-- START DATA PROVIDED --

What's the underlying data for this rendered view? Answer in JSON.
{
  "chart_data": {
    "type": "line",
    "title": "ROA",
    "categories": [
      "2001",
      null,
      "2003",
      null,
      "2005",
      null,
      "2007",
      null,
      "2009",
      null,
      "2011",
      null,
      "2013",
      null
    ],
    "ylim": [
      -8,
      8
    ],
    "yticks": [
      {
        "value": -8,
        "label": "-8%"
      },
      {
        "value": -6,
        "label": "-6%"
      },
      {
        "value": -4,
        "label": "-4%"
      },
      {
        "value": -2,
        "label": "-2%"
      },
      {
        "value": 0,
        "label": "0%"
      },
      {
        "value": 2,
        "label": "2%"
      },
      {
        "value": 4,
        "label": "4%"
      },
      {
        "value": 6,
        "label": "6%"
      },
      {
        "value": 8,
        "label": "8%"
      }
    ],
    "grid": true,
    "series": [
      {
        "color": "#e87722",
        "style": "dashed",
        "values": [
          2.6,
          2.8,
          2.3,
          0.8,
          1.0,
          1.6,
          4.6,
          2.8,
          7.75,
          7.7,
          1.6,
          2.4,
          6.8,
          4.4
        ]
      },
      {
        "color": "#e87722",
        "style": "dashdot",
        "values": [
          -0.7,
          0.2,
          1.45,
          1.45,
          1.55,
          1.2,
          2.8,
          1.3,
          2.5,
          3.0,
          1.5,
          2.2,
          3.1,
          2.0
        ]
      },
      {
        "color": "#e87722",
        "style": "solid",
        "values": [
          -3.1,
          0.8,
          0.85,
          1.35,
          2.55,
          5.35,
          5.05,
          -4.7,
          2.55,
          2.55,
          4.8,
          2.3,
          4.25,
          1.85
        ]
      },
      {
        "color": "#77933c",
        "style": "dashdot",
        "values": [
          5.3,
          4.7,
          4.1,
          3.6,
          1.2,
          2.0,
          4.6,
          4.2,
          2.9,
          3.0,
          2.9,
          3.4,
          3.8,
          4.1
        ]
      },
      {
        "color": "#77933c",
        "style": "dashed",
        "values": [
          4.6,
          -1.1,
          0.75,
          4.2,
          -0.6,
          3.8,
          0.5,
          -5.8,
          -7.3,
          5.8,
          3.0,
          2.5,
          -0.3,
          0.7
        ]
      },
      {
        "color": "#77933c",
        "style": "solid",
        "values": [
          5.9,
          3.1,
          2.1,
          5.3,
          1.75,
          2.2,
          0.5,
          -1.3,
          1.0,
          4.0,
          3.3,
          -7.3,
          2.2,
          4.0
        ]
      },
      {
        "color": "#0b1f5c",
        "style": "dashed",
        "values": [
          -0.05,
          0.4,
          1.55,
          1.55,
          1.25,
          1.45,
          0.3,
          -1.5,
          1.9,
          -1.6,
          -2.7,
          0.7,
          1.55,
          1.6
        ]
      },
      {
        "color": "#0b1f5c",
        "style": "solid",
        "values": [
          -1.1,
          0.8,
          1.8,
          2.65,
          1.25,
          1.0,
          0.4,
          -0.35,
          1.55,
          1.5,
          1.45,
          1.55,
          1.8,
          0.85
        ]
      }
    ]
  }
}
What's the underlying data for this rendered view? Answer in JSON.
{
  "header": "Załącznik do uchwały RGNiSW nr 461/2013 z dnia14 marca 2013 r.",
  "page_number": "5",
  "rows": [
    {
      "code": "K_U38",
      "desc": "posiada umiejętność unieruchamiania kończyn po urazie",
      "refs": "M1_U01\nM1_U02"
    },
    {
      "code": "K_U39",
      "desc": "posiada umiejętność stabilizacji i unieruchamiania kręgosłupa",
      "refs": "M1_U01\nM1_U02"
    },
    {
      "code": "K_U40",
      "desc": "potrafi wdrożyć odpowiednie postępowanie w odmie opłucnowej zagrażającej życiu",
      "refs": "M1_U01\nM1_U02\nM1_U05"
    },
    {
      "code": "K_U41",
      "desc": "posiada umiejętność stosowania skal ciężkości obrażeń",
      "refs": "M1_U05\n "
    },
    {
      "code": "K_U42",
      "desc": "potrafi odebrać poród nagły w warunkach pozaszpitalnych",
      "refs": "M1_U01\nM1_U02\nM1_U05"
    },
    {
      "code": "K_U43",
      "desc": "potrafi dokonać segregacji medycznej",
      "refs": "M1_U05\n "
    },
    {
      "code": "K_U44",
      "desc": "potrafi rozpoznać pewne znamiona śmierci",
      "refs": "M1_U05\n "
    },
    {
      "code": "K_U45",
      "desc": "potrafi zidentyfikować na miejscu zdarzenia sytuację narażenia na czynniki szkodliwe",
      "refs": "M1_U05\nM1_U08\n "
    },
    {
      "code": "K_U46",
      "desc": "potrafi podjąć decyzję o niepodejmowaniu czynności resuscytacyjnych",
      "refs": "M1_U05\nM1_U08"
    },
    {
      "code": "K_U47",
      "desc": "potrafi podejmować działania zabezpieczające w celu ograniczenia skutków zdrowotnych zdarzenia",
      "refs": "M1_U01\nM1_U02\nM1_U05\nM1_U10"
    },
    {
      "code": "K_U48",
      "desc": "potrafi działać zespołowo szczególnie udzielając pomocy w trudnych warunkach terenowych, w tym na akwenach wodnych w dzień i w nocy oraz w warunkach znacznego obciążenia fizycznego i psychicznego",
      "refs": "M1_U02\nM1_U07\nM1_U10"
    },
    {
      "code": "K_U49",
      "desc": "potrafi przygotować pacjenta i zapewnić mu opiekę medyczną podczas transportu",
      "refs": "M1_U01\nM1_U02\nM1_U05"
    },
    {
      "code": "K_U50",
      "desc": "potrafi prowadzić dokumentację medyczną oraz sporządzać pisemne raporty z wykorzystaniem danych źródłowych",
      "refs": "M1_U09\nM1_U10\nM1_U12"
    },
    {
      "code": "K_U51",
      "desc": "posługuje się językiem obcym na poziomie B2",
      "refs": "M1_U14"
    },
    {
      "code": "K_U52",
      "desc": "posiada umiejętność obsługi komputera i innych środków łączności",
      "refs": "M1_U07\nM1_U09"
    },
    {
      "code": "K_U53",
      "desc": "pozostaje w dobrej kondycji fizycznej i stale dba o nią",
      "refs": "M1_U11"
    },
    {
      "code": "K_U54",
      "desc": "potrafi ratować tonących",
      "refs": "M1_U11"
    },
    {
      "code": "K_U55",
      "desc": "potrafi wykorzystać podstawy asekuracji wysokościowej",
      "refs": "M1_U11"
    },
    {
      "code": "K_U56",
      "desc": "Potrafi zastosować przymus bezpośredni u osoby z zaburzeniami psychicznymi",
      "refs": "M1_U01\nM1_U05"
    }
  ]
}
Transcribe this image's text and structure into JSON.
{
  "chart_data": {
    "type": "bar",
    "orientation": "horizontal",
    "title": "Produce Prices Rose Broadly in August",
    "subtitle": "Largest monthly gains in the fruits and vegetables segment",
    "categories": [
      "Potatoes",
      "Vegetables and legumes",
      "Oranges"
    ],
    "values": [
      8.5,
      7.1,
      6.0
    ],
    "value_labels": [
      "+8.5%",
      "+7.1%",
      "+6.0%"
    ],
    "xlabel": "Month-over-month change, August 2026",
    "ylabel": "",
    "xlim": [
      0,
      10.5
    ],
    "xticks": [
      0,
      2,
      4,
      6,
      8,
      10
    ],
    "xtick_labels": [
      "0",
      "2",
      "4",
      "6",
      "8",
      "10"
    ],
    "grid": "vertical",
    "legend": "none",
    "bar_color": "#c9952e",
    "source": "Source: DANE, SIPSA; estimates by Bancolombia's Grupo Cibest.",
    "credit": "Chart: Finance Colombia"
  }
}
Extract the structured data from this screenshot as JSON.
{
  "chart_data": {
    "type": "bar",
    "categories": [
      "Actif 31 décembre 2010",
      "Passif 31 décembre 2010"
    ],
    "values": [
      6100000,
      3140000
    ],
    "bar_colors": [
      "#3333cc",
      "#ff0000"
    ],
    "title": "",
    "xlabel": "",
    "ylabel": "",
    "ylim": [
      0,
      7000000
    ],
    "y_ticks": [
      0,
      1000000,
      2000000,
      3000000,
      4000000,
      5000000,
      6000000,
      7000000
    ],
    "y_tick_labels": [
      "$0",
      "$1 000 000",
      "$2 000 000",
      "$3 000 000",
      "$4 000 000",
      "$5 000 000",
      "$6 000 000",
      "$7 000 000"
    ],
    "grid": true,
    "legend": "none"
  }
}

-- END DATA PROVIDED --

## REQUIREMENT
Pull out all lines from the entries above that include the word "this".

## FINAL ANSWER
What's the underlying data for this rendered view? Answer in JSON.
What's the underlying data for this rendered view? Answer in JSON.
Transcribe this image's text and structure into JSON.
Extract the structured data from this screenshot as JSON.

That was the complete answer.